====== Task input ======

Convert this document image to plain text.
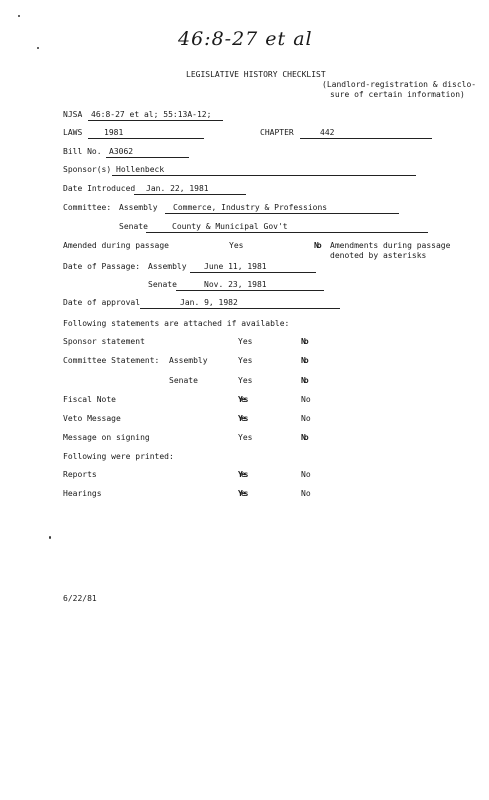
46:8-27 et al
LEGISLATIVE HISTORY CHECKLIST
(Landlord-registration & disclo-
sure of certain information)
NJSA	46:8-27 et al; 55:13A-12;
LAWS	1981	CHAPTER	442
Bill No. A3062
Sponsor(s) Hollenbeck
Date Introduced	Jan. 22, 1981
Committee: Assembly	Commerce, Industry & Professions
Senate	County & Municipal Gov't
Amended during passage	Yes	No Amendments during passage
denoted by asterisks
Date of Passage: Assembly	June 11, 1981
Senate	Nov. 23, 1981
Date of approval	Jan. 9, 1982
Following statements are attached if available:
Sponsor statement	Yes	No
Committee Statement: Assembly	Yes	No
Senate	Yes	No
Fiscal Note	Yes	No
Veto Message	Yes	No
Message on signing	Yes	No
Following were printed:
Reports	Yes	No
Hearings	Yes	No
6/22/81
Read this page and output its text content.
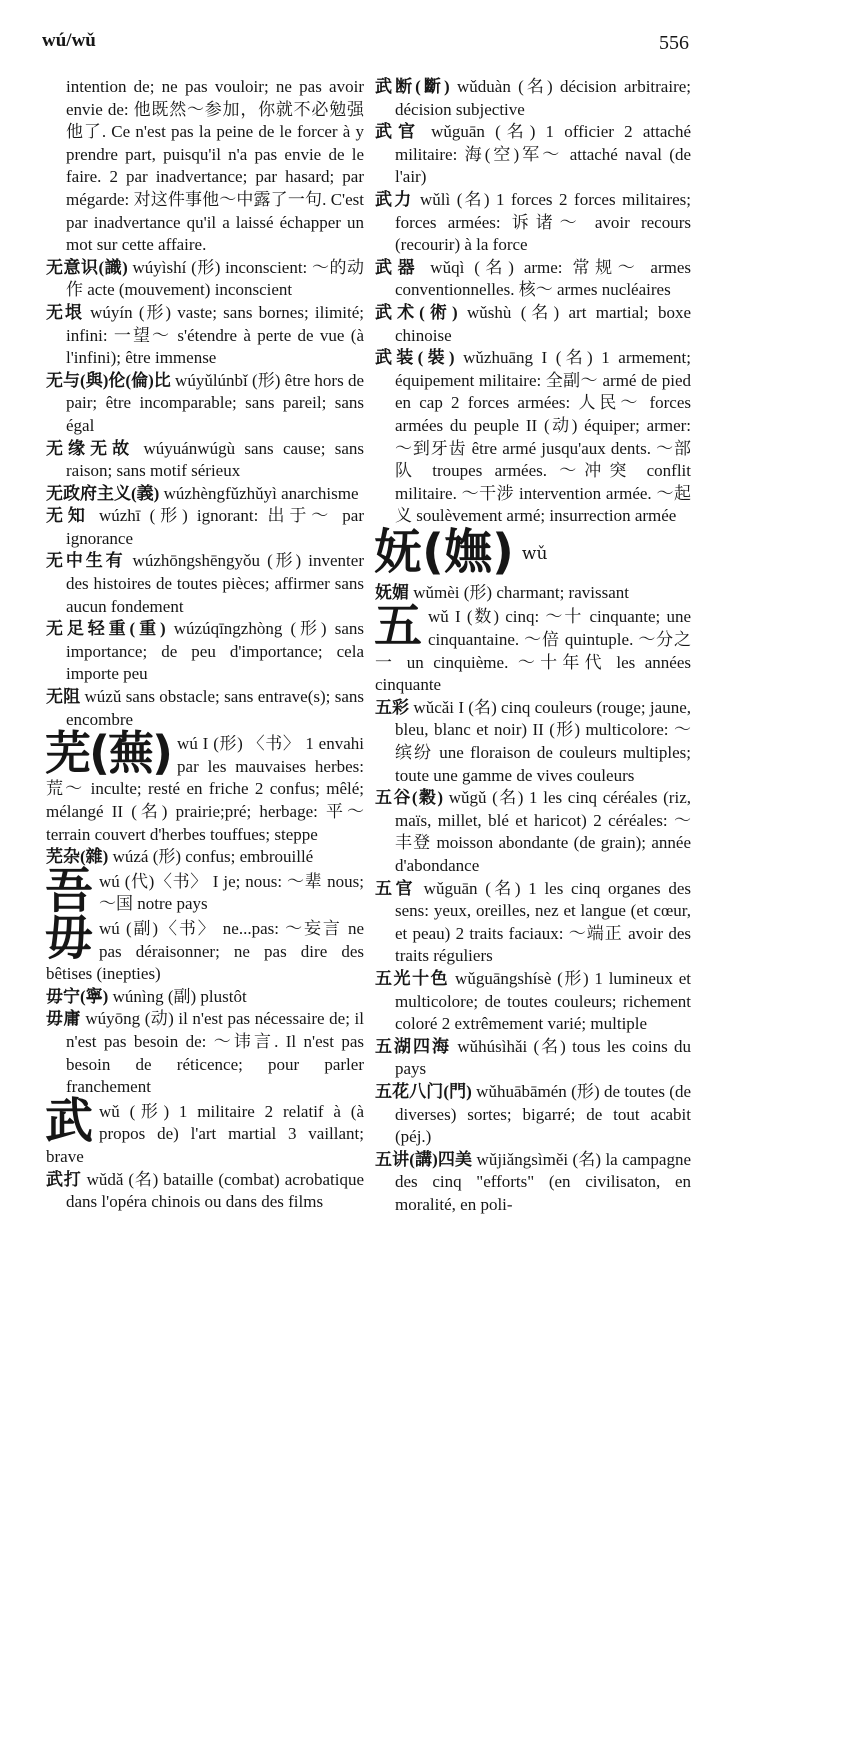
wú/wǔ	556

intention de; ne pas vouloir; ne pas avoir envie de: 他既然～参加，你就不必勉强他了. Ce n'est pas la peine de le forcer à y prendre part, puisqu'il n'a pas envie de le faire. 2 par inadvertance; par hasard; par mégarde: 对这件事他～中露了一句. C'est par inadvertance qu'il a laissé échapper un mot sur cette affaire.

无意识(識) wúyìshí (形) inconscient: ～的动作 acte (mouvement) inconscient

无垠 wúyín (形) vaste; sans bornes; ilimité; infini: 一望～ s'étendre à perte de vue (à l'infini); être immense

无与(與)伦(倫)比 wúyǔlúnbǐ (形) être hors de pair; être incomparable; sans pareil; sans égal

无缘无故 wúyuánwúgù sans cause; sans raison; sans motif sérieux

无政府主义(義) wúzhèngfǔzhǔyì anarchisme

无知 wúzhī (形) ignorant: 出于～ par ignorance

无中生有 wúzhōngshēngyǒu (形) inventer des histoires de toutes pièces; affirmer sans aucun fondement

无足轻重(重) wúzúqīngzhòng (形) sans importance; de peu d'importance; cela importe peu

无阻 wúzǔ sans obstacle; sans entrave(s); sans encombre

芜(蕪) wú I (形) 〈书〉 1 envahi par les mauvaises herbes: 荒～ inculte; resté en friche 2 confus; mêlé; mélangé II (名) prairie;pré; herbage: 平～ terrain couvert d'herbes touffues; steppe

芜杂(雜) wúzá (形) confus; embrouillé

吾 wú (代)〈书〉 I je; nous: ～辈 nous; ～国 notre pays
毋 wú (副)〈书〉 ne...pas: ～妄言 ne pas déraisonner; ne pas dire des bêtises (inepties)

毋宁(寧) wúnìng (副) plustôt

毋庸 wúyōng (动) il n'est pas nécessaire de; il n'est pas besoin de: ～讳言. Il n'est pas besoin de réticence; pour parler franchement

武 wǔ (形) 1 militaire 2 relatif à (à propos de) l'art martial 3 vaillant; brave

武打 wǔdǎ (名) bataille (combat) acrobatique dans l'opéra chinois ou dans des films

武断(斷) wǔduàn (名) décision arbitraire; décision subjective

武官 wǔguān (名) 1 officier 2 attaché militaire: 海(空)军～ attaché naval (de l'air)

武力 wǔlì (名) 1 forces 2 forces militaires; forces armées: 诉诸～ avoir recours (recourir) à la force

武器 wǔqì (名) arme: 常规～ armes conventionnelles. 核～ armes nucléaires

武术(術) wǔshù (名) art martial; boxe chinoise

武装(裝) wǔzhuāng I (名) 1 armement; équipement militaire: 全副～ armé de pied en cap 2 forces armées: 人民～ forces armées du peuple II (动) équiper; armer: ～到牙齿 être armé jusqu'aux dents. ～部队 troupes armées. ～冲突 conflit militaire. ～干涉 intervention armée. ～起义 soulèvement armé; insurrection armée

妩(嫵) wǔ

妩媚 wǔmèi (形) charmant; ravissant

五 wǔ I (数) cinq: ～十 cinquante; une cinquantaine. ～倍 quintuple. ～分之一 un cinquième. ～十年代 les années cinquante

五彩 wǔcǎi I (名) cinq couleurs (rouge; jaune, bleu, blanc et noir) II (形) multicolore: ～缤纷 une floraison de couleurs multiples; toute une gamme de vives couleurs

五谷(穀) wǔgǔ (名) 1 les cinq céréales (riz, maïs, millet, blé et haricot) 2 céréales: ～丰登 moisson abondante (de grain); année d'abondance

五官 wǔguān (名) 1 les cinq organes des sens: yeux, oreilles, nez et langue (et cœur, et peau) 2 traits faciaux: ～端正 avoir des traits réguliers

五光十色 wǔguāngshísè (形) 1 lumineux et multicolore; de toutes couleurs; richement coloré 2 extrêmement varié; multiple

五湖四海 wǔhúsìhǎi (名) tous les coins du pays

五花八门(門) wǔhuābāmén (形) de toutes (de diverses) sortes; bigarré; de tout acabit (péj.)

五讲(講)四美 wǔjiǎngsìměi (名) la campagne des cinq "efforts" (en civilisaton, en moralité, en poli-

======

Pictures are excluded; copy every other part of the records exactly.

◆ **Solution to the exercise**
Convert this document image to plain text.
46:8-27 et al
LEGISLATIVE HISTORY CHECKLIST
(Landlord-registration & disclo-
sure of certain information)
NJSA	46:8-27 et al; 55:13A-12;
LAWS	1981	CHAPTER	442
Bill No. A3062
Sponsor(s) Hollenbeck
Date Introduced	Jan. 22, 1981
Committee: Assembly	Commerce, Industry & Professions
Senate	County & Municipal Gov't
Amended during passage	Yes	No Amendments during passage
denoted by asterisks
Date of Passage: Assembly	June 11, 1981
Senate	Nov. 23, 1981
Date of approval	Jan. 9, 1982
Following statements are attached if available:
Sponsor statement	Yes	No
Committee Statement: Assembly	Yes	No
Senate	Yes	No
Fiscal Note	Yes	No
Veto Message	Yes	No
Message on signing	Yes	No
Following were printed:
Reports	Yes	No
Hearings	Yes	No
6/22/81
Read this page and output its text content.
wú/wǔ	556

intention de; ne pas vouloir; ne pas avoir envie de: 他既然～参加，你就不必勉强他了. Ce n'est pas la peine de le forcer à y prendre part, puisqu'il n'a pas envie de le faire. 2 par inadvertance; par hasard; par mégarde: 对这件事他～中露了一句. C'est par inadvertance qu'il a laissé échapper un mot sur cette affaire.

无意识(識) wúyìshí (形) inconscient: ～的动作 acte (mouvement) inconscient

无垠 wúyín (形) vaste; sans bornes; ilimité; infini: 一望～ s'étendre à perte de vue (à l'infini); être immense

无与(與)伦(倫)比 wúyǔlúnbǐ (形) être hors de pair; être incomparable; sans pareil; sans égal

无缘无故 wúyuánwúgù sans cause; sans raison; sans motif sérieux

无政府主义(義) wúzhèngfǔzhǔyì anarchisme

无知 wúzhī (形) ignorant: 出于～ par ignorance

无中生有 wúzhōngshēngyǒu (形) inventer des histoires de toutes pièces; affirmer sans aucun fondement

无足轻重(重) wúzúqīngzhòng (形) sans importance; de peu d'importance; cela importe peu

无阻 wúzǔ sans obstacle; sans entrave(s); sans encombre

芜(蕪) wú I (形) 〈书〉 1 envahi par les mauvaises herbes: 荒～ inculte; resté en friche 2 confus; mêlé; mélangé II (名) prairie;pré; herbage: 平～ terrain couvert d'herbes touffues; steppe

芜杂(雜) wúzá (形) confus; embrouillé

吾 wú (代)〈书〉 I je; nous: ～辈 nous; ～国 notre pays
毋 wú (副)〈书〉 ne...pas: ～妄言 ne pas déraisonner; ne pas dire des bêtises (inepties)

毋宁(寧) wúnìng (副) plustôt

毋庸 wúyōng (动) il n'est pas nécessaire de; il n'est pas besoin de: ～讳言. Il n'est pas besoin de réticence; pour parler franchement

武 wǔ (形) 1 militaire 2 relatif à (à propos de) l'art martial 3 vaillant; brave

武打 wǔdǎ (名) bataille (combat) acrobatique dans l'opéra chinois ou dans des films

武断(斷) wǔduàn (名) décision arbitraire; décision subjective

武官 wǔguān (名) 1 officier 2 attaché militaire: 海(空)军～ attaché naval (de l'air)

武力 wǔlì (名) 1 forces 2 forces militaires; forces armées: 诉诸～ avoir recours (recourir) à la force

武器 wǔqì (名) arme: 常规～ armes conventionnelles. 核～ armes nucléaires

武术(術) wǔshù (名) art martial; boxe chinoise

武装(裝) wǔzhuāng I (名) 1 armement; équipement militaire: 全副～ armé de pied en cap 2 forces armées: 人民～ forces armées du peuple II (动) équiper; armer: ～到牙齿 être armé jusqu'aux dents. ～部队 troupes armées. ～冲突 conflit militaire. ～干涉 intervention armée. ～起义 soulèvement armé; insurrection armée

妩(嫵) wǔ

妩媚 wǔmèi (形) charmant; ravissant

五 wǔ I (数) cinq: ～十 cinquante; une cinquantaine. ～倍 quintuple. ～分之一 un cinquième. ～十年代 les années cinquante

五彩 wǔcǎi I (名) cinq couleurs (rouge; jaune, bleu, blanc et noir) II (形) multicolore: ～缤纷 une floraison de couleurs multiples; toute une gamme de vives couleurs

五谷(穀) wǔgǔ (名) 1 les cinq céréales (riz, maïs, millet, blé et haricot) 2 céréales: ～丰登 moisson abondante (de grain); année d'abondance

五官 wǔguān (名) 1 les cinq organes des sens: yeux, oreilles, nez et langue (et cœur, et peau) 2 traits faciaux: ～端正 avoir des traits réguliers

五光十色 wǔguāngshísè (形) 1 lumineux et multicolore; de toutes couleurs; richement coloré 2 extrêmement varié; multiple

五湖四海 wǔhúsìhǎi (名) tous les coins du pays

五花八门(門) wǔhuābāmén (形) de toutes (de diverses) sortes; bigarré; de tout acabit (péj.)

五讲(講)四美 wǔjiǎngsìměi (名) la campagne des cinq "efforts" (en civilisaton, en moralité, en poli-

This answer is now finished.